→ **STATED TASK**
Only lines holding the string "cùng" are wanted; copy each one from the material.

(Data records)
[start]
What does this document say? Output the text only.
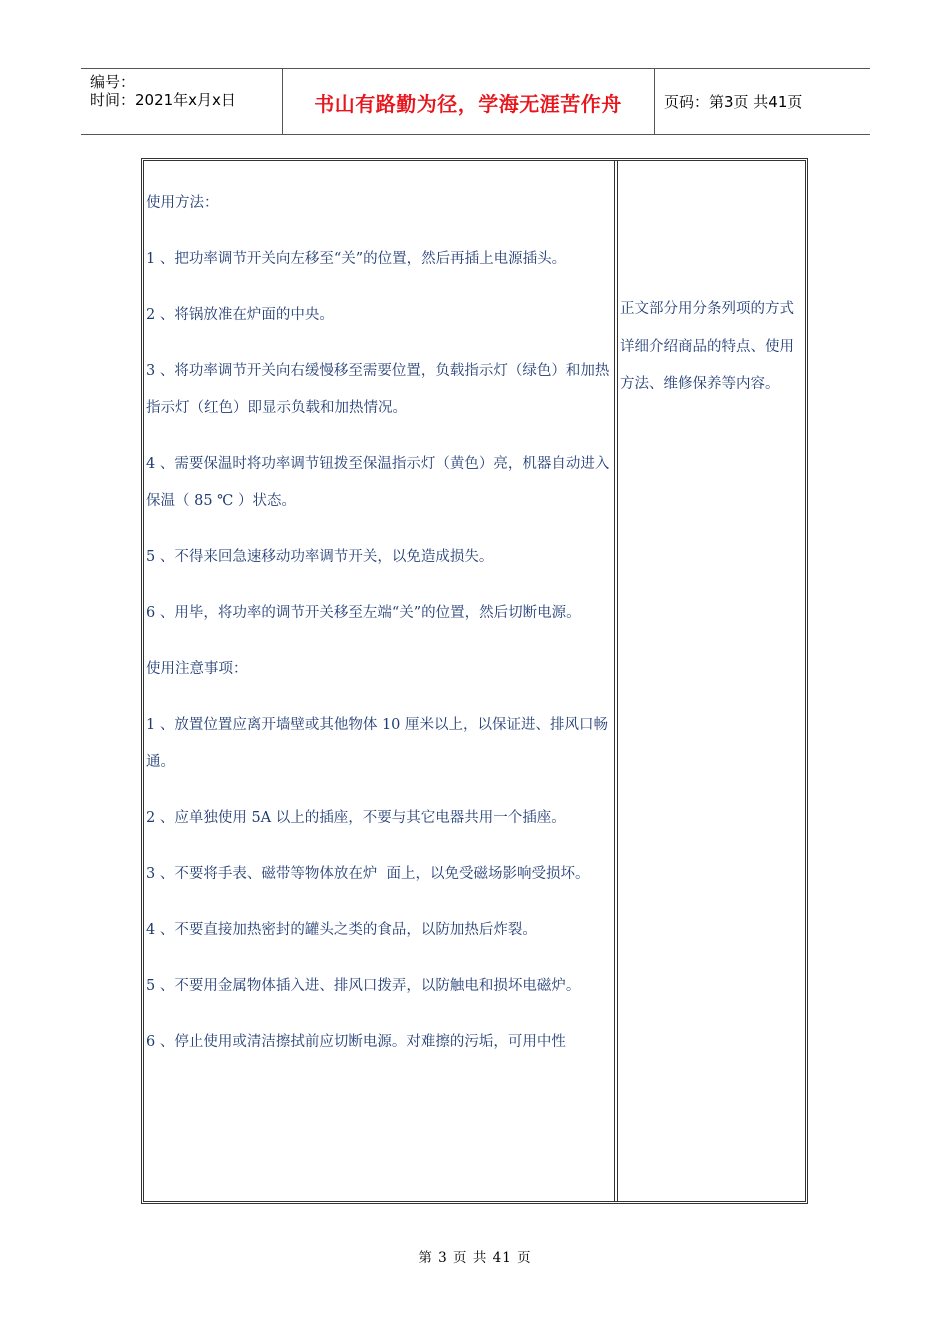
编号：
时间：2021年x月x日	书山有路勤为径，学海无涯苦作舟	页码：第3页 共41页

使用方法：

1 、把功率调节开关向左移至“关”的位置，然后再插上电源插头。

2 、将锅放准在炉面的中央。

3 、将功率调节开关向右缓慢移至需要位置，负载指示灯（绿色）和加热指示灯（红色）即显示负载和加热情况。

4 、需要保温时将功率调节钮拨至保温指示灯（黄色）亮，机器自动进入保温（ 85 ℃ ）状态。

5 、不得来回急速移动功率调节开关，以免造成损失。

6 、用毕，将功率的调节开关移至左端“关”的位置，然后切断电源。

使用注意事项：

1 、放置位置应离开墙壁或其他物体 10 厘米以上，以保证进、排风口畅通。

2 、应单独使用 5A 以上的插座，不要与其它电器共用一个插座。

3 、不要将手表、磁带等物体放在炉  面上，以免受磁场影响受损坏。

4 、不要直接加热密封的罐头之类的食品，以防加热后炸裂。

5 、不要用金属物体插入进、排风口拨弄，以防触电和损坏电磁炉。

6 、停止使用或清洁擦拭前应切断电源。对难擦的污垢，可用中性

正文部分用分条列项的方式详细介绍商品的特点、使用方法、维修保养等内容。
第 3 页 共 41 页
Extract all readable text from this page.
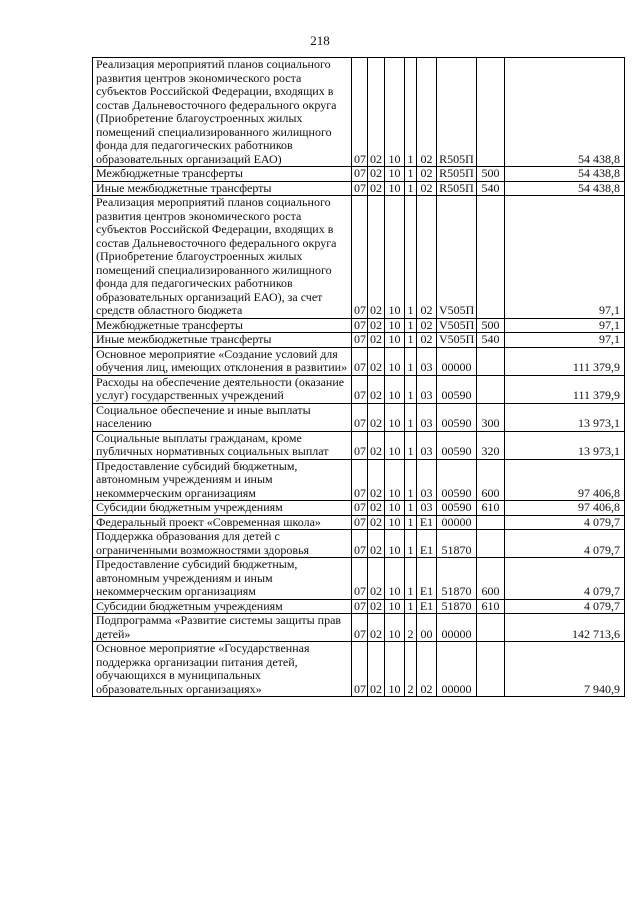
218
Реализация мероприятий планов социального развития центров экономического роста субъектов Российской Федерации, входящих в состав Дальневосточного федерального округа (Приобретение благоустроенных жилых помещений специализированного жилищного фонда для педагогических работников образовательных организаций ЕАО)	07	02	10	1	02	R505П		54 438,8
Межбюджетные трансферты	07	02	10	1	02	R505П	500	54 438,8
Иные межбюджетные трансферты	07	02	10	1	02	R505П	540	54 438,8
Реализация мероприятий планов социального развития центров экономического роста субъектов Российской Федерации, входящих в состав Дальневосточного федерального округа (Приобретение благоустроенных жилых помещений специализированного жилищного фонда для педагогических работников образовательных организаций ЕАО), за счет средств областного бюджета	07	02	10	1	02	V505П		97,1
Межбюджетные трансферты	07	02	10	1	02	V505П	500	97,1
Иные межбюджетные трансферты	07	02	10	1	02	V505П	540	97,1
Основное мероприятие «Создание условий для обучения лиц, имеющих отклонения в развитии»	07	02	10	1	03	00000		111 379,9
Расходы на обеспечение деятельности (оказание услуг) государственных учреждений	07	02	10	1	03	00590		111 379,9
Социальное обеспечение и иные выплаты населению	07	02	10	1	03	00590	300	13 973,1
Социальные выплаты гражданам, кроме публичных нормативных социальных выплат	07	02	10	1	03	00590	320	13 973,1
Предоставление субсидий бюджетным, автономным учреждениям и иным некоммерческим организациям	07	02	10	1	03	00590	600	97 406,8
Субсидии бюджетным учреждениям	07	02	10	1	03	00590	610	97 406,8
Федеральный проект «Современная школа»	07	02	10	1	E1	00000		4 079,7
Поддержка образования для детей с ограниченными возможностями здоровья	07	02	10	1	E1	51870		4 079,7
Предоставление субсидий бюджетным, автономным учреждениям и иным некоммерческим организациям	07	02	10	1	E1	51870	600	4 079,7
Субсидии бюджетным учреждениям	07	02	10	1	E1	51870	610	4 079,7
Подпрограмма «Развитие системы защиты прав детей»	07	02	10	2	00	00000		142 713,6
Основное мероприятие «Государственная поддержка организации питания детей, обучающихся в муниципальных образовательных организациях»	07	02	10	2	02	00000		7 940,9
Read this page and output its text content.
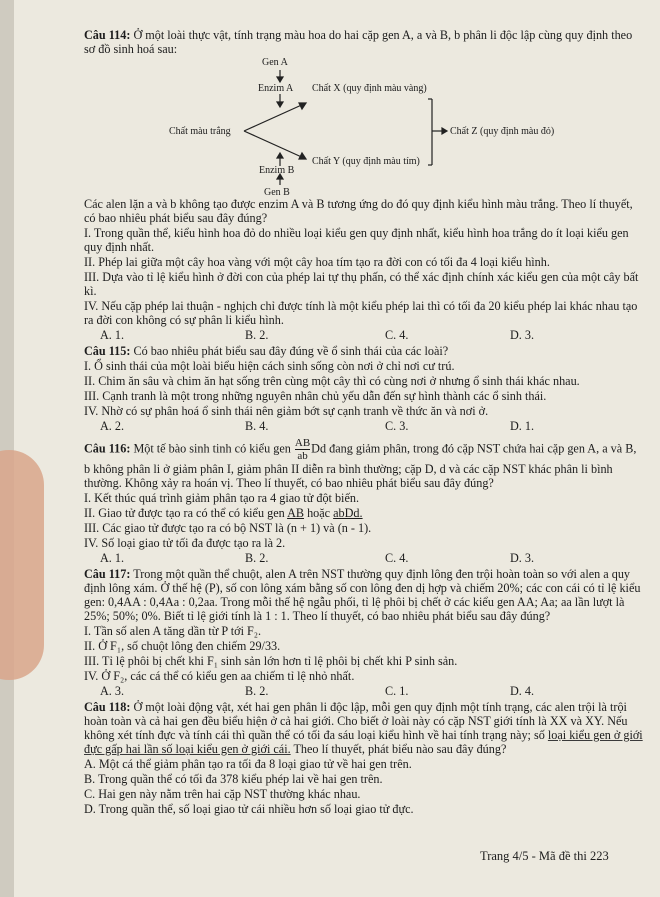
Câu 114: Ở một loài thực vật, tính trạng màu hoa do hai cặp gen A, a và B, b phân li độc lập cùng quy định theo sơ đồ sinh hoá sau:

Gen A
Enzim A Chất X (quy định màu vàng)
Chất màu trắng	Chất Z (quy định màu đỏ)
Chất Y (quy định màu tím)
Enzim B
Gen B

Các alen lặn a và b không tạo được enzim A và B tương ứng do đó quy định kiểu hình màu trắng. Theo lí thuyết, có bao nhiêu phát biểu sau đây đúng?

I. Trong quần thể, kiểu hình hoa đỏ do nhiều loại kiểu gen quy định nhất, kiểu hình hoa trắng do ít loại kiểu gen quy định nhất.

II. Phép lai giữa một cây hoa vàng với một cây hoa tím tạo ra đời con có tối đa 4 loại kiểu hình.

III. Dựa vào tỉ lệ kiểu hình ở đời con của phép lai tự thụ phấn, có thể xác định chính xác kiểu gen của một cây bất kì.

IV. Nếu cặp phép lai thuận - nghịch chỉ được tính là một kiểu phép lai thì có tối đa 20 kiểu phép lai khác nhau tạo ra đời con không có sự phân li kiểu hình.

A. 1.	B. 2.	C. 4.	D. 3.

Câu 115: Có bao nhiêu phát biểu sau đây đúng về ổ sinh thái của các loài?

I. Ổ sinh thái của một loài biểu hiện cách sinh sống còn nơi ở chỉ nơi cư trú.

II. Chim ăn sâu và chim ăn hạt sống trên cùng một cây thì có cùng nơi ở nhưng ổ sinh thái khác nhau.

III. Cạnh tranh là một trong những nguyên nhân chủ yếu dẫn đến sự hình thành các ổ sinh thái.

IV. Nhờ có sự phân hoá ổ sinh thái nên giảm bớt sự cạnh tranh về thức ăn và nơi ở.

A. 2.	B. 4.	C. 3.	D. 1.

Câu 116: Một tế bào sinh tinh có kiểu gen $\frac{AB}{ab}$ Dd đang giảm phân, trong đó cặp NST chứa hai cặp gen A, a và B, b không phân li ở giảm phân I, giảm phân II diễn ra bình thường; cặp D, d và các cặp NST khác phân li bình thường. Không xảy ra hoán vị. Theo lí thuyết, có bao nhiêu phát biểu sau đây đúng?

I. Kết thúc quá trình giảm phân tạo ra 4 giao tử đột biến.

II. Giao tử được tạo ra có thể có kiểu gen AB hoặc abDd.

III. Các giao tử được tạo ra có bộ NST là (n + 1) và (n - 1).

IV. Số loại giao tử tối đa được tạo ra là 2.

A. 1.	B. 2.	C. 4.	D. 3.

Câu 117: Trong một quần thể chuột, alen A trên NST thường quy định lông đen trội hoàn toàn so với alen a quy định lông xám. Ở thế hệ (P), số con lông xám bằng số con lông đen dị hợp và chiếm 20%; các con cái có tỉ lệ kiểu gen: 0,4AA : 0,4Aa : 0,2aa. Trong mỗi thế hệ ngẫu phối, tỉ lệ phôi bị chết ở các kiểu gen AA; Aa; aa lần lượt là 25%; 50%; 0%. Biết tỉ lệ giới tính là 1 : 1. Theo lí thuyết, có bao nhiêu phát biểu sau đây đúng?

I. Tần số alen A tăng dần từ P tới F₂.

II. Ở F₁, số chuột lông đen chiếm 29/33.

III. Tỉ lệ phôi bị chết khi F₁ sinh sản lớn hơn tỉ lệ phôi bị chết khi P sinh sản.

IV. Ở F₂, các cá thể có kiểu gen aa chiếm tỉ lệ nhỏ nhất.

A. 3.	B. 2.	C. 1.	D. 4.

Câu 118: Ở một loài động vật, xét hai gen phân li độc lập, mỗi gen quy định một tính trạng, các alen trội là trội hoàn toàn và cả hai gen đều biểu hiện ở cả hai giới. Cho biết ở loài này có cặp NST giới tính là XX và XY. Nếu không xét tính đực và tính cái thì quần thể có tối đa sáu loại kiểu hình về hai tính trạng này; số loại kiểu gen ở giới đực gấp hai lần số loại kiểu gen ở giới cái. Theo lí thuyết, phát biểu nào sau đây đúng?

A. Một cá thể giảm phân tạo ra tối đa 8 loại giao tử về hai gen trên.

B. Trong quần thể có tối đa 378 kiểu phép lai về hai gen trên.

C. Hai gen này nằm trên hai cặp NST thường khác nhau.

D. Trong quần thể, số loại giao tử cái nhiều hơn số loại giao tử đực.

Trang 4/5 - Mã đề thi 223
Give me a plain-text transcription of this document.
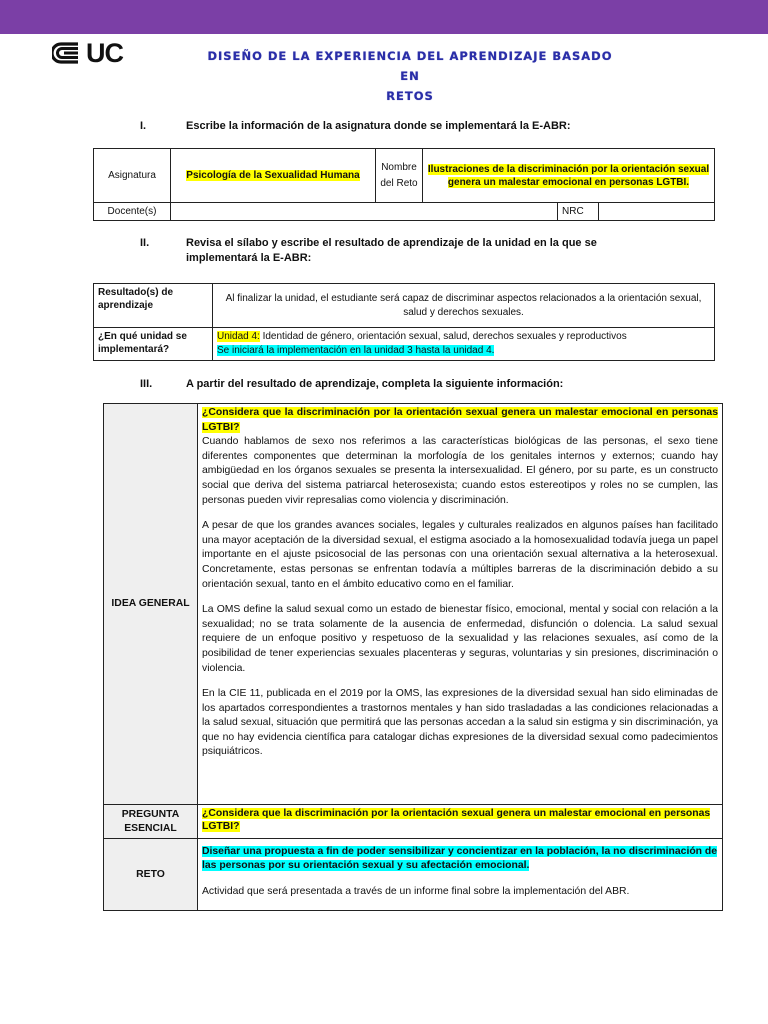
UC	DISEÑO DE LA EXPERIENCIA DEL APRENDIZAJE BASADO
EN
RETOS
I.	Escribe la información de la asignatura donde se implementará la E-ABR:
Asignatura	Psicología de la Sexualidad Humana	Nombre del Reto	Ilustraciones de la discriminación por la orientación sexual genera un malestar emocional en personas LGTBI.
Docente(s)	NRC		
II.	Revisa el sílabo y escribe el resultado de aprendizaje de la unidad en la que se implementará la E-ABR:
Resultado(s) de aprendizaje	Al finalizar la unidad, el estudiante será capaz de discriminar aspectos relacionados a la orientación sexual, salud y derechos sexuales.
¿En qué unidad se implementará?	Unidad 4: Identidad de género, orientación sexual, salud, derechos sexuales y reproductivos
Se iniciará la implementación en la unidad 3 hasta la unidad 4.
III.	A partir del resultado de aprendizaje, completa la siguiente información:
IDEA GENERAL	¿Considera que la discriminación por la orientación sexual genera un malestar emocional en personas LGTBI?

Cuando hablamos de sexo nos referimos a las características biológicas de las personas, el sexo tiene diferentes componentes que determinan la morfología de los genitales internos y externos; cuando hay ambigüedad en los órganos sexuales se presenta la intersexualidad. El género, por su parte, es un constructo social que deriva del sistema patriarcal heterosexista; cuando estos estereotipos y roles no se cumplen, las personas pueden vivir represalias como violencia y discriminación.

A pesar de que los grandes avances sociales, legales y culturales realizados en algunos países han facilitado una mayor aceptación de la diversidad sexual, el estigma asociado a la homosexualidad todavía juega un papel importante en el ajuste psicosocial de las personas con una orientación sexual alternativa a la heterosexual. Concretamente, estas personas se enfrentan todavía a múltiples barreras de la discriminación debido a su orientación sexual, tanto en el ámbito educativo como en el familiar.

La OMS define la salud sexual como un estado de bienestar físico, emocional, mental y social con relación a la sexualidad; no se trata solamente de la ausencia de enfermedad, disfunción o dolencia. La salud sexual requiere de un enfoque positivo y respetuoso de la sexualidad y las relaciones sexuales, así como de la posibilidad de tener experiencias sexuales placenteras y seguras, voluntarias y sin presiones, discriminación o violencia.

En la CIE 11, publicada en el 2019 por la OMS, las expresiones de la diversidad sexual han sido eliminadas de los apartados correspondientes a trastornos mentales y han sido trasladadas a las condiciones relacionadas a la salud sexual, situación que permitirá que las personas accedan a la salud sin estigma y sin discriminación, ya que no hay evidencia científica para catalogar dichas expresiones de la diversidad sexual como padecimientos psiquiátricos.

PREGUNTA ESENCIAL	¿Considera que la discriminación por la orientación sexual genera un malestar emocional en personas LGTBI?
RETO	Diseñar una propuesta a fin de poder sensibilizar y concientizar en la población, la no discriminación de las personas por su orientación sexual y su afectación emocional.
Actividad que será presentada a través de un informe final sobre la implementación del ABR.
[end]
→ **EXERCISE ANSWER**
Câu 114: Ở một loài thực vật, tính trạng màu hoa do hai cặp gen A, a và B, b phân li độc lập cùng quy định theo sơ đồ sinh hoá sau:
II. Chim ăn sâu và chim ăn hạt sống trên cùng một cây thì có cùng nơi ở nhưng ổ sinh thái khác nhau.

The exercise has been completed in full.